## Begin Dataset content

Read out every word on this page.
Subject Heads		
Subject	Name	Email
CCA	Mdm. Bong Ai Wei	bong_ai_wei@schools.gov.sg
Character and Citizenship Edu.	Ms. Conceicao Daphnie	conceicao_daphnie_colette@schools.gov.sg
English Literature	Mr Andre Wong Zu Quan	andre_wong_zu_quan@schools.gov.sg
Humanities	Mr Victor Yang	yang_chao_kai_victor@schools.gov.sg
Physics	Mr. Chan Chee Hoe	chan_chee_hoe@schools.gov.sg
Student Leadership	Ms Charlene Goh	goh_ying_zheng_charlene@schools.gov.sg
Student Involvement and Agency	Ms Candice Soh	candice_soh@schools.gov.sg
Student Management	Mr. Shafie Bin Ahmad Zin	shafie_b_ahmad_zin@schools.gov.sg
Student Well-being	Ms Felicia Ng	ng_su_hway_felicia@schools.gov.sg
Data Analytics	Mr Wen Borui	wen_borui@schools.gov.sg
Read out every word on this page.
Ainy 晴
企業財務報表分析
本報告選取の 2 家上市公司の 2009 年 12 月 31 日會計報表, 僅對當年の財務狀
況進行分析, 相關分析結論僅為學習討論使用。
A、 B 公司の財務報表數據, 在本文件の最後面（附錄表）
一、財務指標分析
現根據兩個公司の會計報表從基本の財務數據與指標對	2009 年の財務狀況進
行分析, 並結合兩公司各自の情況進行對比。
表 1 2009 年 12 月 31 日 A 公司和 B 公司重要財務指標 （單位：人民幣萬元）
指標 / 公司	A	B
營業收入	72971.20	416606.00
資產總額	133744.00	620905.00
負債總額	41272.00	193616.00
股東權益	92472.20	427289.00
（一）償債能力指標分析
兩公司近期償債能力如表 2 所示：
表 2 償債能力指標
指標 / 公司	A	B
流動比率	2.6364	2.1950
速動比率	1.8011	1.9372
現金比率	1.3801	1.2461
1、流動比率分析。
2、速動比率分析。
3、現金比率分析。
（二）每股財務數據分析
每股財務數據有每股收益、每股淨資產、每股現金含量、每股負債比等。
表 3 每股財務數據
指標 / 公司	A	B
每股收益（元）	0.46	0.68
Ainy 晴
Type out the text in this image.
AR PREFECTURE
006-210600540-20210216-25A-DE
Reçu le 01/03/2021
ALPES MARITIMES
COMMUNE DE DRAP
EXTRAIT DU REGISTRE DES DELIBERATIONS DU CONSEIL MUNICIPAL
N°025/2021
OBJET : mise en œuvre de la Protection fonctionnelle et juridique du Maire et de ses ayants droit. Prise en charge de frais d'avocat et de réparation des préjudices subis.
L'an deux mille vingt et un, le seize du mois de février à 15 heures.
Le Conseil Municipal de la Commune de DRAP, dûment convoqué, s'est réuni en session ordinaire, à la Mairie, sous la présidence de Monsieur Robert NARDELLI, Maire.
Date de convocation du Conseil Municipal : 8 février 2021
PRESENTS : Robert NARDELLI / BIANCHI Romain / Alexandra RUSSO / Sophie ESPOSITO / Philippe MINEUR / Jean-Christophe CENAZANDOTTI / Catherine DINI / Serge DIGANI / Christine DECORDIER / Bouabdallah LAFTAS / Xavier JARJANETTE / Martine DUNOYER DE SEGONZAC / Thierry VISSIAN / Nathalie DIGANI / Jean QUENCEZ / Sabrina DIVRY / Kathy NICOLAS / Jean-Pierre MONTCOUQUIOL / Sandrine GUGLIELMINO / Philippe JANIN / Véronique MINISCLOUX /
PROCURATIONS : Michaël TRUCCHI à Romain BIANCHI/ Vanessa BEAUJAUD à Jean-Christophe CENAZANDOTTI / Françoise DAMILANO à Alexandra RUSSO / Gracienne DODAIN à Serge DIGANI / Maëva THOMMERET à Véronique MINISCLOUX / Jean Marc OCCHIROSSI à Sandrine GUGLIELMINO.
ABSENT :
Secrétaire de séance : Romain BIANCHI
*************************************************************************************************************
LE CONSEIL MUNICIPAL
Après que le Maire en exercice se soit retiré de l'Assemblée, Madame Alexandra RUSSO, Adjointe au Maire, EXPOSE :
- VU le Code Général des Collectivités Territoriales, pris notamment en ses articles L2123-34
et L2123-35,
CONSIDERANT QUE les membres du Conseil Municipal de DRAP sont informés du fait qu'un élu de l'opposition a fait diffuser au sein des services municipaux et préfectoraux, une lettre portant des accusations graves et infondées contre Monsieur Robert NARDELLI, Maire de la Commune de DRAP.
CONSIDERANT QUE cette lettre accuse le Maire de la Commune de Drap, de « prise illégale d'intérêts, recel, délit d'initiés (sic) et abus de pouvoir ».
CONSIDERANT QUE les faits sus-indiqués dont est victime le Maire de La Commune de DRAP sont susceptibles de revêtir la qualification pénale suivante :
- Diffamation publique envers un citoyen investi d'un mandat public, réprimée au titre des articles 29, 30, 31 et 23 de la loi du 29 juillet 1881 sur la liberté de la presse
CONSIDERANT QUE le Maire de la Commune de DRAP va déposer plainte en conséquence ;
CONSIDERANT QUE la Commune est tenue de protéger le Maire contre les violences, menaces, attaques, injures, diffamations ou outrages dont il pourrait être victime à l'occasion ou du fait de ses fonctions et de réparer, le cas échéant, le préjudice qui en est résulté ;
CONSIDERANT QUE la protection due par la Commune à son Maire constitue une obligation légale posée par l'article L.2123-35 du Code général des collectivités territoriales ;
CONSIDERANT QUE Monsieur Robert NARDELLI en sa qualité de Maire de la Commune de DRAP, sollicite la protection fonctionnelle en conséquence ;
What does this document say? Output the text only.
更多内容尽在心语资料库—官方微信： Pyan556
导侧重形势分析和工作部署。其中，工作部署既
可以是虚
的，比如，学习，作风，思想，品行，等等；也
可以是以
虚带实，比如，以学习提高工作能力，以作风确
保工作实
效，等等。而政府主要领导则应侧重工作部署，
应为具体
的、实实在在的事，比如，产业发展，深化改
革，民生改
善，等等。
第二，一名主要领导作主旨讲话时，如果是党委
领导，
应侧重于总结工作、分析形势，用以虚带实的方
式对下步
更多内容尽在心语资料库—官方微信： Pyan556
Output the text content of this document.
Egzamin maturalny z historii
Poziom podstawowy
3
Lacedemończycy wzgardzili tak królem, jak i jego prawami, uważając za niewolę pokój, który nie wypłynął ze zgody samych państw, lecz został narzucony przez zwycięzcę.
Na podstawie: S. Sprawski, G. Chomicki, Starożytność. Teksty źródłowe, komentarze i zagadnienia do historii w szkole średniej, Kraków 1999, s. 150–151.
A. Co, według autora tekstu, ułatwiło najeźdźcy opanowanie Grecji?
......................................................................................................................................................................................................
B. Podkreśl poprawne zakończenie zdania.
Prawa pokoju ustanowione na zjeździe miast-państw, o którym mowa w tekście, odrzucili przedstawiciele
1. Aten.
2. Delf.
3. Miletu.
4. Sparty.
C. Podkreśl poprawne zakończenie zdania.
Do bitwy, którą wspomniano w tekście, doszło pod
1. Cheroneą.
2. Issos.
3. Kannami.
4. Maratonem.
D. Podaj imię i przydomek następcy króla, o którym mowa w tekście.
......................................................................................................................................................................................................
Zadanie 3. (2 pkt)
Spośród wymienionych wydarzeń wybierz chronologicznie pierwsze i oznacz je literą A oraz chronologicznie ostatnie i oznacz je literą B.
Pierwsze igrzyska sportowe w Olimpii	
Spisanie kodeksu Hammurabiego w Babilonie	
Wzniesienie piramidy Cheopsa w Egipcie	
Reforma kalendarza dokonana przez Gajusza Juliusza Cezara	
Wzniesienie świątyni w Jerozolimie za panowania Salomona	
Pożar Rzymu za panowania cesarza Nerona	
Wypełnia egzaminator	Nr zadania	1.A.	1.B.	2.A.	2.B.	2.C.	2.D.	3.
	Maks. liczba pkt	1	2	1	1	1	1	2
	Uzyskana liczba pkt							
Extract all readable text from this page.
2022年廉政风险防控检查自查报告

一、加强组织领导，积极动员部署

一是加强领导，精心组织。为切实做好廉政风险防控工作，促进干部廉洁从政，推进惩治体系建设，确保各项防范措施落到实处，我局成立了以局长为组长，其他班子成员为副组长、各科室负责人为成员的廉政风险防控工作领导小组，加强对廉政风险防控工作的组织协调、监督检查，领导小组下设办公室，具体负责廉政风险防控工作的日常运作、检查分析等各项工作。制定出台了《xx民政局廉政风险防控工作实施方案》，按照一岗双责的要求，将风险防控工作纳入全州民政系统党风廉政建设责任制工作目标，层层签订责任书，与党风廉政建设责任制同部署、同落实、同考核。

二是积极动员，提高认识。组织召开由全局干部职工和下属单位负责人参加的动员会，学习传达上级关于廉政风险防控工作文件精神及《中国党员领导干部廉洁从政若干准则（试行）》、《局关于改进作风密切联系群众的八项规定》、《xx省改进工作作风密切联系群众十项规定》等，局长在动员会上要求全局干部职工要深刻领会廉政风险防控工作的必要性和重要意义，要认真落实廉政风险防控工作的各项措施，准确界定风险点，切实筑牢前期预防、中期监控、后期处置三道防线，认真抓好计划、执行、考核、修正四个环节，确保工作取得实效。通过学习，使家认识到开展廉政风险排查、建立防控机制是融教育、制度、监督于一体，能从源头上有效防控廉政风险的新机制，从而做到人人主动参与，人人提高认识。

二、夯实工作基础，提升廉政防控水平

## End Dataset content

### What you need to do
Repeat, without change, each line of the data above from the one that contains "Extract all readable text from this page." through the final line, counting both.

### Answer
Extract all readable text from this page.
2022年廉政风险防控检查自查报告

一、加强组织领导，积极动员部署

一是加强领导，精心组织。为切实做好廉政风险防控工作，促进干部廉洁从政，推进惩治体系建设，确保各项防范措施落到实处，我局成立了以局长为组长，其他班子成员为副组长、各科室负责人为成员的廉政风险防控工作领导小组，加强对廉政风险防控工作的组织协调、监督检查，领导小组下设办公室，具体负责廉政风险防控工作的日常运作、检查分析等各项工作。制定出台了《xx民政局廉政风险防控工作实施方案》，按照一岗双责的要求，将风险防控工作纳入全州民政系统党风廉政建设责任制工作目标，层层签订责任书，与党风廉政建设责任制同部署、同落实、同考核。

二是积极动员，提高认识。组织召开由全局干部职工和下属单位负责人参加的动员会，学习传达上级关于廉政风险防控工作文件精神及《中国党员领导干部廉洁从政若干准则（试行）》、《局关于改进作风密切联系群众的八项规定》、《xx省改进工作作风密切联系群众十项规定》等，局长在动员会上要求全局干部职工要深刻领会廉政风险防控工作的必要性和重要意义，要认真落实廉政风险防控工作的各项措施，准确界定风险点，切实筑牢前期预防、中期监控、后期处置三道防线，认真抓好计划、执行、考核、修正四个环节，确保工作取得实效。通过学习，使家认识到开展廉政风险排查、建立防控机制是融教育、制度、监督于一体，能从源头上有效防控廉政风险的新机制，从而做到人人主动参与，人人提高认识。

二、夯实工作基础，提升廉政防控水平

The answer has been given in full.